▶ _Document excerpt_:
Enhanced Elimination

    A) SUMMARY
    1) No studies have addressed the utilization of extracorporeal elimination techniques in poisoning with this agent.

Summary

    A) Minimum lethal human exposure is unknown.
    B) The LD50 in animals is around 2780 mg/kg orally and over 3.7 g/kg dermally.

Minimum Lethal Exposure

    A) GENERAL/SUMMARY
    1) The minimum lethal human dose to this agent has not been delineated.

Maximum Tolerated Exposure

    A) GENERAL/SUMMARY
    1) The maximum tolerated human exposure to this agent has not been delineated.

Workplace Standards

    A) ACGIH TLV Values for CAS51218-45-2 (American Conference of Governmental Industrial Hygienists, 2010):
    1) Not Listed

    B) NIOSH REL and IDLH Values for CAS51218-45-2 (National Institute for Occupational Safety and Health, 2007):
    1) Not Listed

    C) Carcinogenicity Ratings for CAS51218-45-2 :
    1) ACGIH (American Conference of Governmental Industrial Hygienists, 2010): Not Listed
    2) EPA (U.S. Environmental Protection Agency, 2011): C ; Listed as: Metolachlor
    a) C : Possible human carcinogen.

▶ _Record extracts_:
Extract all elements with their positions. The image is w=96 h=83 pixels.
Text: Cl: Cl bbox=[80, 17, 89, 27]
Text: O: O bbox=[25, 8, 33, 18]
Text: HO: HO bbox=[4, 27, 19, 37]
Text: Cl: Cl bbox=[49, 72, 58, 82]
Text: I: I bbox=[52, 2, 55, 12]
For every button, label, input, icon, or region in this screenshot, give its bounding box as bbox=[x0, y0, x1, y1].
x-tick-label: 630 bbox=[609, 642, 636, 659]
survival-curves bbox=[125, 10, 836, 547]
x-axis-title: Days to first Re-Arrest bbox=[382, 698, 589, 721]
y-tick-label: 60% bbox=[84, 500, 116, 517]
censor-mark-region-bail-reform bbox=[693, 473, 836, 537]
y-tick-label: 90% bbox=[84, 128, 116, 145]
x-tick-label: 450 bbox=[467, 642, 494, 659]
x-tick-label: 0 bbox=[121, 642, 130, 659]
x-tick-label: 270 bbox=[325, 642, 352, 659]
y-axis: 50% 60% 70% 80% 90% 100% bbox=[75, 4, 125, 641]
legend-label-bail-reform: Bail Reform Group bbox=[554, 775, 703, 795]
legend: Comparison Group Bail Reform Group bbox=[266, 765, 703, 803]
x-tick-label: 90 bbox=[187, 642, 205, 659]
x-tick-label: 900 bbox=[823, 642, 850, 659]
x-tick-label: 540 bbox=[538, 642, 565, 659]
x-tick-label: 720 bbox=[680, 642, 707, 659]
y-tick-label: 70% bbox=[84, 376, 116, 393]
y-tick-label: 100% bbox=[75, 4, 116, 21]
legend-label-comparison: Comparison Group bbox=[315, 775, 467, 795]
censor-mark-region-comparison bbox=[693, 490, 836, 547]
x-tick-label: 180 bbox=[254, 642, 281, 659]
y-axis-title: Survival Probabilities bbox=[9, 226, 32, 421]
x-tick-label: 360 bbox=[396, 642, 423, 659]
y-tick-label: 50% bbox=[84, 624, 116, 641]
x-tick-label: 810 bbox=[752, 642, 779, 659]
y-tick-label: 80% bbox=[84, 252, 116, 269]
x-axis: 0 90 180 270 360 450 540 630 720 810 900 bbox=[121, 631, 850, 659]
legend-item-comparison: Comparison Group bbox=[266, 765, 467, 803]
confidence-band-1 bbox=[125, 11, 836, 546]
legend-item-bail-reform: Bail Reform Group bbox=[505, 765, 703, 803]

▶ _Required action_: Please duplicate the part of the toxicology excerpt starting with "C) Carcinogenicity Ratings" and going on through "Possible human carcinogen.".

▶ _Answer to the exercise_:
C) Carcinogenicity Ratings for CAS51218-45-2 :
    1) ACGIH (American Conference of Governmental Industrial Hygienists, 2010): Not Listed
    2) EPA (U.S. Environmental Protection Agency, 2011): C ; Listed as: Metolachlor
    a) C : Possible human carcinogen.